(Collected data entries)
───
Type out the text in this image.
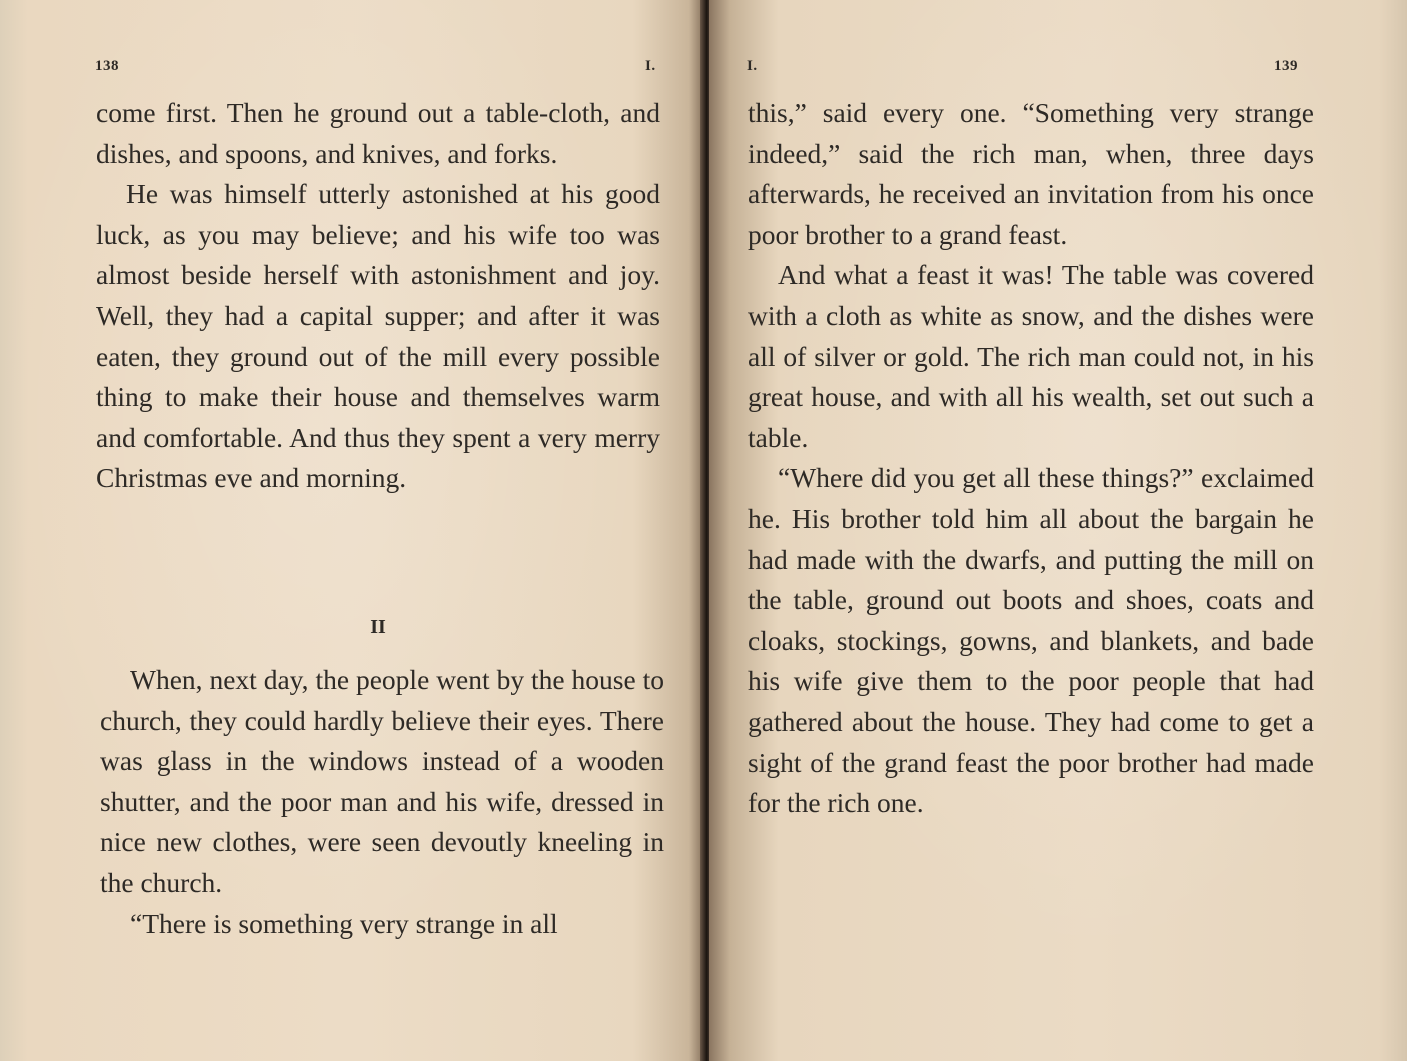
138	I.

come first. Then he ground out a table-cloth, and dishes, and spoons, and knives, and forks.

He was himself utterly astonished at his good luck, as you may believe; and his wife too was almost beside herself with astonishment and joy. Well, they had a capital supper; and after it was eaten, they ground out of the mill every possible thing to make their house and themselves warm and comfortable. And thus they spent a very merry Christmas eve and morning.

II

When, next day, the people went by the house to church, they could hardly believe their eyes. There was glass in the windows instead of a wooden shutter, and the poor man and his wife, dressed in nice new clothes, were seen devoutly kneeling in the church.

“There is something very strange in all

I.	139

this,” said every one. “Something very strange indeed,” said the rich man, when, three days afterwards, he received an invitation from his once poor brother to a grand feast.

And what a feast it was! The table was covered with a cloth as white as snow, and the dishes were all of silver or gold. The rich man could not, in his great house, and with all his wealth, set out such a table.

“Where did you get all these things?” exclaimed he. His brother told him all about the bargain he had made with the dwarfs, and putting the mill on the table, ground out boots and shoes, coats and cloaks, stockings, gowns, and blankets, and bade his wife give them to the poor people that had gathered about the house. They had come to get a sight of the grand feast the poor brother had made for the rich one.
───
### WHAT TO DO
Scan the entries above. Copy each line that has the string "believe".

### REPLY
He was himself utterly astonished at his good luck, as you may believe; and his wife too was almost beside herself with astonishment and joy. Well, they had a capital supper; and after it was eaten, they ground out of the mill every possible thing to make their house and themselves warm and comfortable. And thus they spent a very merry Christmas eve and morning.
When, next day, the people went by the house to church, they could hardly believe their eyes. There was glass in the windows instead of a wooden shutter, and the poor man and his wife, dressed in nice new clothes, were seen devoutly kneeling in the church.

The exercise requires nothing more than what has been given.